**Set exercise:** Will you transcribe the entries that follow, exactly and in full?

**Input data:**
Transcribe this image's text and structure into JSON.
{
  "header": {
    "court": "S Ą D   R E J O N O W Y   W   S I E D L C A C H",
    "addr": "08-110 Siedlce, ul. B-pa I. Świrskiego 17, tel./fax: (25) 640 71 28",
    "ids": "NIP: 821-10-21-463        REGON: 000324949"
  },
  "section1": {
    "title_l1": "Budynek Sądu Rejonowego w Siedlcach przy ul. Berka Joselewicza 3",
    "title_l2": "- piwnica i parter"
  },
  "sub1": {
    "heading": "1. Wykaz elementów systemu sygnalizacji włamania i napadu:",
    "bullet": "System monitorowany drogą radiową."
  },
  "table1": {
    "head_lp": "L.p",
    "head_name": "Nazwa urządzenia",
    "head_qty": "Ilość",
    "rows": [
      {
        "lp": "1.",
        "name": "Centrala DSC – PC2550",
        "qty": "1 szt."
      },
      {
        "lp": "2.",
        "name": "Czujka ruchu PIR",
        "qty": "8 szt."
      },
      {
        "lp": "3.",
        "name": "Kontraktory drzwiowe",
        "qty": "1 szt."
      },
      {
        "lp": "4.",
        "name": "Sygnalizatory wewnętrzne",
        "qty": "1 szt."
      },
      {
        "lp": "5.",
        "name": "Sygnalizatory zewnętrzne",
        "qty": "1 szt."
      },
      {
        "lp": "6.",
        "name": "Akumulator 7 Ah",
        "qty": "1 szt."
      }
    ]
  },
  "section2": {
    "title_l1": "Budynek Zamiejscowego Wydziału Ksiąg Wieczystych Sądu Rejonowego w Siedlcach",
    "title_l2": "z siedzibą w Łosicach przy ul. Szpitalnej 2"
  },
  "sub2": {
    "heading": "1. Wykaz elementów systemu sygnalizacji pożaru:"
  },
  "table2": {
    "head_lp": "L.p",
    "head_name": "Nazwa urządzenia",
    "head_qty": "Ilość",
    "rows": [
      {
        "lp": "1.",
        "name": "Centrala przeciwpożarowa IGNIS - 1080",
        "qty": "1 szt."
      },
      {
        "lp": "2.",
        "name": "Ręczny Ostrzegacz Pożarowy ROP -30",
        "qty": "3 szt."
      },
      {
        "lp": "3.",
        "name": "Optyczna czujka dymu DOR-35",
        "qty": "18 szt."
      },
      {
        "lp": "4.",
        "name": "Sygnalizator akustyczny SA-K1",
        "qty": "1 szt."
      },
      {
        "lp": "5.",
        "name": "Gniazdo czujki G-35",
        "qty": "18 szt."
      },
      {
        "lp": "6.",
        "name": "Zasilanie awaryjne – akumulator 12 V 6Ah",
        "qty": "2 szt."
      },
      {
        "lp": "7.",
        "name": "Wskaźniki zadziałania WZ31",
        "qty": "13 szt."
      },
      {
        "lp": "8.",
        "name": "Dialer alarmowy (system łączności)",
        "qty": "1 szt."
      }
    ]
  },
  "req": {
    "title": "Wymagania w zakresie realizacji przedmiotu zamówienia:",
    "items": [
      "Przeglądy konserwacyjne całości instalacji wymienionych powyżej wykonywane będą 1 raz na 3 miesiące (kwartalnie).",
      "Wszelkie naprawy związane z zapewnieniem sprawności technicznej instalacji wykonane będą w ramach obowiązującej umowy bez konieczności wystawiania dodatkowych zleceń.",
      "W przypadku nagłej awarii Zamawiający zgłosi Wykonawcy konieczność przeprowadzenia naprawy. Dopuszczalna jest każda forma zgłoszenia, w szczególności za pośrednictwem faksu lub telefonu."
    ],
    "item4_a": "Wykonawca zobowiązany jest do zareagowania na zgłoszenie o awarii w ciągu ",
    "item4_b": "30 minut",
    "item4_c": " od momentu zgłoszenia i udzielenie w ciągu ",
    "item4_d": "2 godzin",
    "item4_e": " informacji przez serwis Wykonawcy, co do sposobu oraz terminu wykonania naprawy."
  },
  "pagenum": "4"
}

**Answer to this exercise:**
Transcribe this image's text and structure into JSON.
{
  "header": {
    "court": "S Ą D   R E J O N O W Y   W   S I E D L C A C H",
    "addr": "08-110 Siedlce, ul. B-pa I. Świrskiego 17, tel./fax: (25) 640 71 28",
    "ids": "NIP: 821-10-21-463        REGON: 000324949"
  },
  "section1": {
    "title_l1": "Budynek Sądu Rejonowego w Siedlcach przy ul. Berka Joselewicza 3",
    "title_l2": "- piwnica i parter"
  },
  "sub1": {
    "heading": "1. Wykaz elementów systemu sygnalizacji włamania i napadu:",
    "bullet": "System monitorowany drogą radiową."
  },
  "table1": {
    "head_lp": "L.p",
    "head_name": "Nazwa urządzenia",
    "head_qty": "Ilość",
    "rows": [
      {
        "lp": "1.",
        "name": "Centrala DSC – PC2550",
        "qty": "1 szt."
      },
      {
        "lp": "2.",
        "name": "Czujka ruchu PIR",
        "qty": "8 szt."
      },
      {
        "lp": "3.",
        "name": "Kontraktory drzwiowe",
        "qty": "1 szt."
      },
      {
        "lp": "4.",
        "name": "Sygnalizatory wewnętrzne",
        "qty": "1 szt."
      },
      {
        "lp": "5.",
        "name": "Sygnalizatory zewnętrzne",
        "qty": "1 szt."
      },
      {
        "lp": "6.",
        "name": "Akumulator 7 Ah",
        "qty": "1 szt."
      }
    ]
  },
  "section2": {
    "title_l1": "Budynek Zamiejscowego Wydziału Ksiąg Wieczystych Sądu Rejonowego w Siedlcach",
    "title_l2": "z siedzibą w Łosicach przy ul. Szpitalnej 2"
  },
  "sub2": {
    "heading": "1. Wykaz elementów systemu sygnalizacji pożaru:"
  },
  "table2": {
    "head_lp": "L.p",
    "head_name": "Nazwa urządzenia",
    "head_qty": "Ilość",
    "rows": [
      {
        "lp": "1.",
        "name": "Centrala przeciwpożarowa IGNIS - 1080",
        "qty": "1 szt."
      },
      {
        "lp": "2.",
        "name": "Ręczny Ostrzegacz Pożarowy ROP -30",
        "qty": "3 szt."
      },
      {
        "lp": "3.",
        "name": "Optyczna czujka dymu DOR-35",
        "qty": "18 szt."
      },
      {
        "lp": "4.",
        "name": "Sygnalizator akustyczny SA-K1",
        "qty": "1 szt."
      },
      {
        "lp": "5.",
        "name": "Gniazdo czujki G-35",
        "qty": "18 szt."
      },
      {
        "lp": "6.",
        "name": "Zasilanie awaryjne – akumulator 12 V 6Ah",
        "qty": "2 szt."
      },
      {
        "lp": "7.",
        "name": "Wskaźniki zadziałania WZ31",
        "qty": "13 szt."
      },
      {
        "lp": "8.",
        "name": "Dialer alarmowy (system łączności)",
        "qty": "1 szt."
      }
    ]
  },
  "req": {
    "title": "Wymagania w zakresie realizacji przedmiotu zamówienia:",
    "items": [
      "Przeglądy konserwacyjne całości instalacji wymienionych powyżej wykonywane będą 1 raz na 3 miesiące (kwartalnie).",
      "Wszelkie naprawy związane z zapewnieniem sprawności technicznej instalacji wykonane będą w ramach obowiązującej umowy bez konieczności wystawiania dodatkowych zleceń.",
      "W przypadku nagłej awarii Zamawiający zgłosi Wykonawcy konieczność przeprowadzenia naprawy. Dopuszczalna jest każda forma zgłoszenia, w szczególności za pośrednictwem faksu lub telefonu."
    ],
    "item4_a": "Wykonawca zobowiązany jest do zareagowania na zgłoszenie o awarii w ciągu ",
    "item4_b": "30 minut",
    "item4_c": " od momentu zgłoszenia i udzielenie w ciągu ",
    "item4_d": "2 godzin",
    "item4_e": " informacji przez serwis Wykonawcy, co do sposobu oraz terminu wykonania naprawy."
  },
  "pagenum": "4"
}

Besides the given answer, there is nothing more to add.